* _The exercise_
Output all records precisely as written.

* _Raw records_
+++++

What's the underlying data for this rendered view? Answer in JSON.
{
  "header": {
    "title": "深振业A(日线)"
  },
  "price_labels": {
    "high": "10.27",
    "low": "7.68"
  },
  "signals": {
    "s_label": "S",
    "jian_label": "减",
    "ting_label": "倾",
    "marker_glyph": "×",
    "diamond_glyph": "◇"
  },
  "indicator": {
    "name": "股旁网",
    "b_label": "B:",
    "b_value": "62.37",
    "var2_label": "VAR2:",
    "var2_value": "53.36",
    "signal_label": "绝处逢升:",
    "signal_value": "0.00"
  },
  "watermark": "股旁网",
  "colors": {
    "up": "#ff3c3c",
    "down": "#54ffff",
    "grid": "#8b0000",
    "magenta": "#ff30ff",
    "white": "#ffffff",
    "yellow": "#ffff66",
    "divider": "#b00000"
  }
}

+++++

* _Answer to this exercise_
What's the underlying data for this rendered view? Answer in JSON.
{
  "header": {
    "title": "深振业A(日线)"
  },
  "price_labels": {
    "high": "10.27",
    "low": "7.68"
  },
  "signals": {
    "s_label": "S",
    "jian_label": "减",
    "ting_label": "倾",
    "marker_glyph": "×",
    "diamond_glyph": "◇"
  },
  "indicator": {
    "name": "股旁网",
    "b_label": "B:",
    "b_value": "62.37",
    "var2_label": "VAR2:",
    "var2_value": "53.36",
    "signal_label": "绝处逢升:",
    "signal_value": "0.00"
  },
  "watermark": "股旁网",
  "colors": {
    "up": "#ff3c3c",
    "down": "#54ffff",
    "grid": "#8b0000",
    "magenta": "#ff30ff",
    "white": "#ffffff",
    "yellow": "#ffff66",
    "divider": "#b00000"
  }
}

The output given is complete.